* START THE INPUT *
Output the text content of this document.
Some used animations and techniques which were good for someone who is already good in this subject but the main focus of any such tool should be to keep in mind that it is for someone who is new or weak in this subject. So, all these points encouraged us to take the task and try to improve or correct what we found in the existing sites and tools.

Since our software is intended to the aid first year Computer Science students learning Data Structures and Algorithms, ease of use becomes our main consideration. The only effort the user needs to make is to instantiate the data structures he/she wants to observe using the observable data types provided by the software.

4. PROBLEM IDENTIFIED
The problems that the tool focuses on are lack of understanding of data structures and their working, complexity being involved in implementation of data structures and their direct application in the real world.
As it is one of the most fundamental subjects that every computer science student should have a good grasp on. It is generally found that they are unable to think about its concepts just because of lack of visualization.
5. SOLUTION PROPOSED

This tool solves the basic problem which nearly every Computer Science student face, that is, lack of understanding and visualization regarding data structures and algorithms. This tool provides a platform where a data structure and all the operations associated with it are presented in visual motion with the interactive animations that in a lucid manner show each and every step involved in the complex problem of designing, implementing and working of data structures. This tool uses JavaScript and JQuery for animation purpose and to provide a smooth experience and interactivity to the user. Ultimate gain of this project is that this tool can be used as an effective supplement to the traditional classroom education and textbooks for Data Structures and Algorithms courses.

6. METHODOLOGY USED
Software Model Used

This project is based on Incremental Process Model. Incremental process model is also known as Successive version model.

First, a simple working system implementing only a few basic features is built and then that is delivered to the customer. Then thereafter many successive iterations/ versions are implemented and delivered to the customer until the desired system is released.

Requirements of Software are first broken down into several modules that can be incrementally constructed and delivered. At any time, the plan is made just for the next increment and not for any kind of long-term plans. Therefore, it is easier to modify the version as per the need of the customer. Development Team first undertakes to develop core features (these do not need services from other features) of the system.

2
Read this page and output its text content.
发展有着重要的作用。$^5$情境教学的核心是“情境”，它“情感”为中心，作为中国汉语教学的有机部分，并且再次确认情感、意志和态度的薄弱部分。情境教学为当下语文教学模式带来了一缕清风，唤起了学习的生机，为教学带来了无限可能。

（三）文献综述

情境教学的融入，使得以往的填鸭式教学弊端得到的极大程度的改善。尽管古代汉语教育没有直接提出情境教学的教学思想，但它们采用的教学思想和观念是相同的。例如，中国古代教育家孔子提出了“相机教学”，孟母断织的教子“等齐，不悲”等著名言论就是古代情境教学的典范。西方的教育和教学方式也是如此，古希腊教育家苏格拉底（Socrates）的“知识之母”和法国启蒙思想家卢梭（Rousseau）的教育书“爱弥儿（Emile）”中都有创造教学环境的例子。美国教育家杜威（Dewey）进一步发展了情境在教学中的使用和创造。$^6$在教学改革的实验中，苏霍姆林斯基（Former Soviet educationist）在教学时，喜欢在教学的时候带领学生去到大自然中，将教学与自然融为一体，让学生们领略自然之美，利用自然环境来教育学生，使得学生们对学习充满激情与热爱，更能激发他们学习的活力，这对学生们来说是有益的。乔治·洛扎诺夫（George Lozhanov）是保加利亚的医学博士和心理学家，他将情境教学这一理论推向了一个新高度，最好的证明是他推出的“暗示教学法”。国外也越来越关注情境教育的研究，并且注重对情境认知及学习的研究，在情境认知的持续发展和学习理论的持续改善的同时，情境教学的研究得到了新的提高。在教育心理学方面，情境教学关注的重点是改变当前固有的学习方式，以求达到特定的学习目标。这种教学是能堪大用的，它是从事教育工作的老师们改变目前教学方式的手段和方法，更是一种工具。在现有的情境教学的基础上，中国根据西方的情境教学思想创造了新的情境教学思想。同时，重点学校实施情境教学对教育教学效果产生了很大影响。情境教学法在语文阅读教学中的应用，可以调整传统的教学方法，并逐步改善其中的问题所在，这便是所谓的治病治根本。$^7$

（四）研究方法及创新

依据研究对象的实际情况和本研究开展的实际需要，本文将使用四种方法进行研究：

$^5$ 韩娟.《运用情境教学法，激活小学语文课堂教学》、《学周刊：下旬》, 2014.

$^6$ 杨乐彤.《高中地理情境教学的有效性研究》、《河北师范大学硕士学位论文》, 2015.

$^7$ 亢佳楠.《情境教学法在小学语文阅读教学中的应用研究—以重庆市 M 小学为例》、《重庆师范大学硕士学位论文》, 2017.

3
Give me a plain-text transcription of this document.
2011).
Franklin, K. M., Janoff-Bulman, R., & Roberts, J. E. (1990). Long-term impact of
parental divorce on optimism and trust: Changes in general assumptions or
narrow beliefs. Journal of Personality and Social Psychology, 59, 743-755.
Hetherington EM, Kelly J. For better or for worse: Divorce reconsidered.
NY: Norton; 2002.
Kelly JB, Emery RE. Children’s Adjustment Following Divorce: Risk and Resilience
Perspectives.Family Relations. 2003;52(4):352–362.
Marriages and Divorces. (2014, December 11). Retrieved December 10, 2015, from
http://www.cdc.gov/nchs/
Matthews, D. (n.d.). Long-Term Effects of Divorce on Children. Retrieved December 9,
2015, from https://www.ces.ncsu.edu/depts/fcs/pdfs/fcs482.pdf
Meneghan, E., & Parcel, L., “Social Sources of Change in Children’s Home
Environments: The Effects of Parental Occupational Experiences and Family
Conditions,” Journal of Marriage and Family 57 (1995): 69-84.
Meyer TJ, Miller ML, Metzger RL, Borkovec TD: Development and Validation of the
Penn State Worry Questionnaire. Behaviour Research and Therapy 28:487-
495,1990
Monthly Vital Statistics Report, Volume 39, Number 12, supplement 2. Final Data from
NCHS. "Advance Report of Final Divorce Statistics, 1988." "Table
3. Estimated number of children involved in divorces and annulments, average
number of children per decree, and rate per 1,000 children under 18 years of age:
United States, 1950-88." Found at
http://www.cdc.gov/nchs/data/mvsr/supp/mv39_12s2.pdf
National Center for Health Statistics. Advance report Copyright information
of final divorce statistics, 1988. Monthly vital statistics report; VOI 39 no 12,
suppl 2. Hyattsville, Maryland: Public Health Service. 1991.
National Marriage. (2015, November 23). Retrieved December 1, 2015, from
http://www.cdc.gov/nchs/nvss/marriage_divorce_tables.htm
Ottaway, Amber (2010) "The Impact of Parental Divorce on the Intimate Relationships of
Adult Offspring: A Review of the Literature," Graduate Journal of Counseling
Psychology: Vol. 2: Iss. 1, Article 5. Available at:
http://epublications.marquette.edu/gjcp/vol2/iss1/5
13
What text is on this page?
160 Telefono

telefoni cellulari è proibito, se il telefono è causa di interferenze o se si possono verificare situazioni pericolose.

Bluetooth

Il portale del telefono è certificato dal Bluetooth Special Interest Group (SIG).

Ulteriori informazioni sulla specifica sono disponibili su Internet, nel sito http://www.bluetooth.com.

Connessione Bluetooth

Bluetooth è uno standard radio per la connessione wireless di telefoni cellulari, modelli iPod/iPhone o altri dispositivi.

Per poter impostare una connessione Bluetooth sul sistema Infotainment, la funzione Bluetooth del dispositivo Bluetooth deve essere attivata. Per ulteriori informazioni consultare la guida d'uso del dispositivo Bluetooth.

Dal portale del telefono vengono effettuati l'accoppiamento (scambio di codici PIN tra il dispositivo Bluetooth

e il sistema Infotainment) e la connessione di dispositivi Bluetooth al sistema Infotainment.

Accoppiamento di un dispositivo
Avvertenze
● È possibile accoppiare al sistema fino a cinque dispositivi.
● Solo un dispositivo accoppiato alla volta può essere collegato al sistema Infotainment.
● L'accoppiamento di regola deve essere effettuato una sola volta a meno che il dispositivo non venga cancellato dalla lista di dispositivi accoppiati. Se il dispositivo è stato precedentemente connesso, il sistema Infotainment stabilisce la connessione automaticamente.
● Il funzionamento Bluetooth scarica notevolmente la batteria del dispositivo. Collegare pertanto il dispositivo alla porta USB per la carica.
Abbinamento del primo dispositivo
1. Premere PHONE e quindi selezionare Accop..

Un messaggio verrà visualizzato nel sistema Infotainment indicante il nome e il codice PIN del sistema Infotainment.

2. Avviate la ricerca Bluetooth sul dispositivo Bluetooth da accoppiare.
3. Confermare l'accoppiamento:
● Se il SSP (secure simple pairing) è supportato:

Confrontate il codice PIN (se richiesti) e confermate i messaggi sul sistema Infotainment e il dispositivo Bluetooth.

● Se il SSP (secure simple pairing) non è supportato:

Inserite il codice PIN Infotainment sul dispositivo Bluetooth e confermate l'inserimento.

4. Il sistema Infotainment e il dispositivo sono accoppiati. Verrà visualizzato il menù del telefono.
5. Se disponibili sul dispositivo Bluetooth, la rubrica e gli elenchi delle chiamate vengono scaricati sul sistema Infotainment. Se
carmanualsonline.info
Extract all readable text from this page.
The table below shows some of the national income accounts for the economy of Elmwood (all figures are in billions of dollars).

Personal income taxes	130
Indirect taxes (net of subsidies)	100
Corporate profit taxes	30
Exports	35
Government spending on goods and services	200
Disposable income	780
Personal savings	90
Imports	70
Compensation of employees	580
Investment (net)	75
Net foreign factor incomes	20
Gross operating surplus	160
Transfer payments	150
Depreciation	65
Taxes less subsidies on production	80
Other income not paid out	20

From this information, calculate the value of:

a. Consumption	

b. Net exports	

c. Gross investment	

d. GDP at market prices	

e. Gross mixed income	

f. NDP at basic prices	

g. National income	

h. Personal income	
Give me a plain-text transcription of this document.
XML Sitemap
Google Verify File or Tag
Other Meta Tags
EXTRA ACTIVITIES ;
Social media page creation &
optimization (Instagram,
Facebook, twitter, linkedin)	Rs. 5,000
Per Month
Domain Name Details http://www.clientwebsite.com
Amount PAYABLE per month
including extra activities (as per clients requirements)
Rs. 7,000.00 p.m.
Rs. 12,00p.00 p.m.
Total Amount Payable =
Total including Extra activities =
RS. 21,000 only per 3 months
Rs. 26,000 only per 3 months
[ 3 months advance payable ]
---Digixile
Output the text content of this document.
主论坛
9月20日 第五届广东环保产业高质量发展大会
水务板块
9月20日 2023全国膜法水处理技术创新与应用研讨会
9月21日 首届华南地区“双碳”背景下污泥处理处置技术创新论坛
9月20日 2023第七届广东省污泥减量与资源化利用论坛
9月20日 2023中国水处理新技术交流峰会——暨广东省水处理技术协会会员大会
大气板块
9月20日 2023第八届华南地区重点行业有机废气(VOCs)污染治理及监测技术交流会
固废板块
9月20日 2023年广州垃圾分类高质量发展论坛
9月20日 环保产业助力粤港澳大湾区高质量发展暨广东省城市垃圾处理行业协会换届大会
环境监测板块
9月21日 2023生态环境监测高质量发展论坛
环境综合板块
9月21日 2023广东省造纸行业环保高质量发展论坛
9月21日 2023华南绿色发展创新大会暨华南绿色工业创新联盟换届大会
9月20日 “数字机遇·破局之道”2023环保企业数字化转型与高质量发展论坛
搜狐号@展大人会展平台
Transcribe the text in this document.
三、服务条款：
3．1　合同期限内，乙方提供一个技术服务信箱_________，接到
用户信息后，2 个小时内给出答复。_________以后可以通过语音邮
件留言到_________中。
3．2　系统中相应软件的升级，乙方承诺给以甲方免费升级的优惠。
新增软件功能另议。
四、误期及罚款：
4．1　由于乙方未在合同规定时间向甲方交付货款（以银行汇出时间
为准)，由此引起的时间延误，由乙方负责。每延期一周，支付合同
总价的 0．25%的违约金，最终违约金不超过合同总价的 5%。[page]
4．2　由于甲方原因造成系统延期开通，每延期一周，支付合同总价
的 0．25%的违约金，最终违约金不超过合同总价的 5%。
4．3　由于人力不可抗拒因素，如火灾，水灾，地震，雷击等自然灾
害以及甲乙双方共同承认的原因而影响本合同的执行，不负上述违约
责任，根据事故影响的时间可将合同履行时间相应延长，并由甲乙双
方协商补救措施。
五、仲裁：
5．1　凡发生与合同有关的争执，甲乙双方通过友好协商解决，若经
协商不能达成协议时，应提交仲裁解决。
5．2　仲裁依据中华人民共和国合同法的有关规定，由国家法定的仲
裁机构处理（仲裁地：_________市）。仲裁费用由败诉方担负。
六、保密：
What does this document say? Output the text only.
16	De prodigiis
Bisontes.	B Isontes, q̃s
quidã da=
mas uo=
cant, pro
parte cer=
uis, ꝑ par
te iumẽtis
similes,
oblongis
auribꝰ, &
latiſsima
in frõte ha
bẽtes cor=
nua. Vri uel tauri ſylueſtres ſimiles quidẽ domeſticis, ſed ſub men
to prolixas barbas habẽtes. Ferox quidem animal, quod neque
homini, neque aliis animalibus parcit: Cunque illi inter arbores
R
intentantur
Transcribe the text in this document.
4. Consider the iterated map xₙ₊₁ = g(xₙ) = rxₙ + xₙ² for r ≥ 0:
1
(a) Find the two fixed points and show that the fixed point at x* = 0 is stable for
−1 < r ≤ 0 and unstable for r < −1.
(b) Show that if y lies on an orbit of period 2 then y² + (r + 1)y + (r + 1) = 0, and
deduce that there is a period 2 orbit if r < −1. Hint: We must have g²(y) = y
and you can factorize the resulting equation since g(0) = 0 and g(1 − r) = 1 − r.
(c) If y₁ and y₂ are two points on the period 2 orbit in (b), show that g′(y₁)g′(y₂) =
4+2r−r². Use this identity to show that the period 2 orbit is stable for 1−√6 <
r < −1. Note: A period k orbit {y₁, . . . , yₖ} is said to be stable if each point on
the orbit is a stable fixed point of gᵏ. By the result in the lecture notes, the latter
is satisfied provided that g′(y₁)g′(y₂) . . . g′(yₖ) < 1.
* END THE INPUT *
PROBLEM STATEMENT:
Return each line that includes "Health".

FINAL ANSWER:
National Center for Health Statistics. Advance report Copyright information
suppl 2. Hyattsville, Maryland: Public Health Service. 1991.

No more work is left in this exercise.